• Brano scelto:
———

Il 2010 può essere sintetizzato come un altro anno a debito per l’Italia

visto che non ha presentato particolari novità in termini di risultati nei conti pubblici e si è chiuso con l’abituale aumento del debito; la crescita di 81,998 miliardi rispetto all’anno precedente ci ha sospinto verso la spaventosa cifra di 1.843,227 miliardi di euro. Si tratta di un debito di ben 30.414 euro che grava su ciascuno degli oltre 60 milioni residenti, in base alla rilevazione demografica Istat al 30 novembre 2010.

 

Il debito pubblico

La Tabella 1 mostra la progressione del valore del debito pubblico negli anni 2009 e 2010. Il 2010 si è mostrato migliore delle attese grazie all’avanzo maturato nel mese di dicembre (26,697 miliardi); certamente più favorevole del 2009, che aveva chiuso con un incremento del debito di 97,777 miliardi. Sempre nella Tabella 1 possiamo osservare come abitualmente gennaio sia un mese di forte incremento del debito; mentre giugno e dicembre tendano ad essere dei mesi di recupero positivo, una situazione che probabilmente beneficia dei versamenti a saldo di giugno e degli acconti di fine novembre sulle imposte per l’anno successivo. Curioso l’avanzo di novembre 2009, quasi certamente favorito dai rientri associati allo scudo fiscale. Occorre precisare che stiamo parlando di variazioni del debito, e il fatto che nel 2010 il debito sia aumentato in misura inferiore del 2009 non significa che non sia cresciuto in termini assoluti. Infatti il debito è passato dai 1.700 miliardi di gennaio 2009, ai 1.761 di fine 2009, per concludere a 1.843 miliardi di fine 2010.

 

Tabella 1

Tabella 1

 

Non si tratta di un incremento del debito causato da due anni particolarmente sfortunati e condizionati dalla crisi economica che ha colpito tutti i Paesi dal 2008; la Tabella 2 presenta la costanza della scarsa virtuosità italiana nei conti pubblici a partire dal 2000. Come si può notare, non appare nemmeno un anno in cui il debito non sia aumentato di almeno 10 miliardi; in termini percentuali, ad eccezione degli anni 2002, 2003 e 2007 il debito è sempre cresciuto più del 3,5% all’anno, anche in periodi di bassi interessi sul debito pubblico: sintomo di un disavanzo cronico determinato da scarsa attenzione alla spesa pubblica. Il debito pubblico è così passato dai 1.300 miliardi di euro del 2000 ai 1.843 del 2010, con un incremento di 542,866 miliardi corrispondente a un +41,75%.

 

Tabella 2

 

 

La Figura 1 mostra l’andamento grafico del debito pubblico e dello stock di Titoli di Stato, di cui ci occuperemo più avanti, negli anni dal 2000 al 2010. È osservabile come le due tendenze siano similari tra loro, confermando che l’incremento del debito pubblico viene costantemente finanziato da una maggiore emissione di Titoli di Stato; inoltre appare evidente come il fenomeno sia cresciuto di importanza dal 2004, riscontrabile nella maggiore inclinazione delle curve.

———

Record di annotazione delle coordinate

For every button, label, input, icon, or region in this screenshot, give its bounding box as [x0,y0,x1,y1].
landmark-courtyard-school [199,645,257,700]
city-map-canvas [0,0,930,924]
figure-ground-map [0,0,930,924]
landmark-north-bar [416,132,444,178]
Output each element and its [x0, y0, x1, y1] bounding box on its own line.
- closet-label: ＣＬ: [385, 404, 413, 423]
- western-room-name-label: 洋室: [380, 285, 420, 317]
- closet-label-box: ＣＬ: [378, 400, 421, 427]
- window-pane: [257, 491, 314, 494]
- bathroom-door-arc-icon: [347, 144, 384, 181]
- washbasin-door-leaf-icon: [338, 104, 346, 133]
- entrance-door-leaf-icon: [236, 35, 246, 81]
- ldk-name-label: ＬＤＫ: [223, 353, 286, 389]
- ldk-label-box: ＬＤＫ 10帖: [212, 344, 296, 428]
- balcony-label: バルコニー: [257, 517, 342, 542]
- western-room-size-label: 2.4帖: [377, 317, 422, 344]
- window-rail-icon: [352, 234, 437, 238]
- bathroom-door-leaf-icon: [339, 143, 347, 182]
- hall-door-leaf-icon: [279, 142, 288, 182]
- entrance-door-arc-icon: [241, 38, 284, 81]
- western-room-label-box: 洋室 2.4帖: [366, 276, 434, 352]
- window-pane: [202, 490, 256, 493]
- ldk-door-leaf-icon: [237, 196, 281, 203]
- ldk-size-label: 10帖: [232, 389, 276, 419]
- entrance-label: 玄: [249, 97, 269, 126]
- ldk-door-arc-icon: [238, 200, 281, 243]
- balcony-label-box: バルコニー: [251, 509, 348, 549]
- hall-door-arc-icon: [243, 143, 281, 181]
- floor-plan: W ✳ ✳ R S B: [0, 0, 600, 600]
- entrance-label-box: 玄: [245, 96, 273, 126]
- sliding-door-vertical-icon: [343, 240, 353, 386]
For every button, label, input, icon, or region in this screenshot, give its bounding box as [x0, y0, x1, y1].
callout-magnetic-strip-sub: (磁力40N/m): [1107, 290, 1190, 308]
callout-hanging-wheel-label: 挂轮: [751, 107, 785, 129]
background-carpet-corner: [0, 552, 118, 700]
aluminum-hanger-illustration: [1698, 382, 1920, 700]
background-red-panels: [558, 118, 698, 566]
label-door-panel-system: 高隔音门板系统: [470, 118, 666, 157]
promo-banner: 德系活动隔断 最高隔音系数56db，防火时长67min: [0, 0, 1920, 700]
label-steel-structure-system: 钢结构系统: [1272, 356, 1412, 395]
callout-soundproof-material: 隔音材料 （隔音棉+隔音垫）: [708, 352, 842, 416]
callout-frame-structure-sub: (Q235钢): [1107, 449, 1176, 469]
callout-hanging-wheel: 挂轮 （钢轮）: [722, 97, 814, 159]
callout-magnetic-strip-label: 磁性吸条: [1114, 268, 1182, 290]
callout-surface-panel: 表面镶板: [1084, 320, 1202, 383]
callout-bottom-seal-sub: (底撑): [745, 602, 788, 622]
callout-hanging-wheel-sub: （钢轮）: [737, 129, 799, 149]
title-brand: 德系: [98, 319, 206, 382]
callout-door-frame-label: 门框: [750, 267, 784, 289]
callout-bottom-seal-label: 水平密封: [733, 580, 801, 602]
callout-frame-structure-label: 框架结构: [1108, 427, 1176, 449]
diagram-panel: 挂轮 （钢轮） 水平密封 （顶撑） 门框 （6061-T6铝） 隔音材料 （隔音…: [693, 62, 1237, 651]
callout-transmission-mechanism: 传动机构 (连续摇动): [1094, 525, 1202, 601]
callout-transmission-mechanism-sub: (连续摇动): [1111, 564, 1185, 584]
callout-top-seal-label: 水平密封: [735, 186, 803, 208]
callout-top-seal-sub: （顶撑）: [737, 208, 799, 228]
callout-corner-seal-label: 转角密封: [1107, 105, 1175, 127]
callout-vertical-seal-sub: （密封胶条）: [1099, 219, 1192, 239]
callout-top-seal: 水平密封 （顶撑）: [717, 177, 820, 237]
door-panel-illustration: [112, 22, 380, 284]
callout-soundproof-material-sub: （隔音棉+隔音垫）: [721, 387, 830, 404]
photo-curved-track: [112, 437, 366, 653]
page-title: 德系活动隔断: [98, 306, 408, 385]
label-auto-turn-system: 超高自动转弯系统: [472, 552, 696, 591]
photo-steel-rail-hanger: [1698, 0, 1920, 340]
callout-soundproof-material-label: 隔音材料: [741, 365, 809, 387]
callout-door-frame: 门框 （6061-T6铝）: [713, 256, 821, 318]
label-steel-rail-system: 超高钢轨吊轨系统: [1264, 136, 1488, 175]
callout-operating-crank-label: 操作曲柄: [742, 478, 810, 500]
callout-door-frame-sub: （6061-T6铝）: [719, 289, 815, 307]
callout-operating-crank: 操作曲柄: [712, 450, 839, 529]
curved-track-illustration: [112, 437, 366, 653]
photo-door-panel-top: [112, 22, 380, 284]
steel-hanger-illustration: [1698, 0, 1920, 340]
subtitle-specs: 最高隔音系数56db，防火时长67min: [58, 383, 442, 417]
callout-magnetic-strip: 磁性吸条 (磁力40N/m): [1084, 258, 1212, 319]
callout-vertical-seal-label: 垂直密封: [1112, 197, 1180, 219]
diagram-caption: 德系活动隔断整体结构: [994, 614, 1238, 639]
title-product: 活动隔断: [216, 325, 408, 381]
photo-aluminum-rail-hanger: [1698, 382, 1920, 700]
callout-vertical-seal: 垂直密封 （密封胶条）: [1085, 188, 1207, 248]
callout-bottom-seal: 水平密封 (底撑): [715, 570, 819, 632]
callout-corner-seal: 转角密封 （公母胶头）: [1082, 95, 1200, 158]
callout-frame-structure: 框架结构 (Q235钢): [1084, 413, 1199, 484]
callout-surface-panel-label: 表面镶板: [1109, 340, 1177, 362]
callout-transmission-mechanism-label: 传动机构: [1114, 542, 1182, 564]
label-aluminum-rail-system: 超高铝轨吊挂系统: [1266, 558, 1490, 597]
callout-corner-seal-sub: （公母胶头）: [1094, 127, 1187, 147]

———

• Richiesta: Secondo il brano sul debito pubblico, perché il 2010 è andato meglio del previsto? Rispondi in non più di tre frasi. I record qui non servono a nulla.

• Risultato: Il 2010 è andato meglio delle attese grazie all'avanzo di 26,697 miliardi maturato a dicembre. Così l'anno si è chiuso con un aumento del debito di 81,998 miliardi, più basso dei 97,777 miliardi del 2009.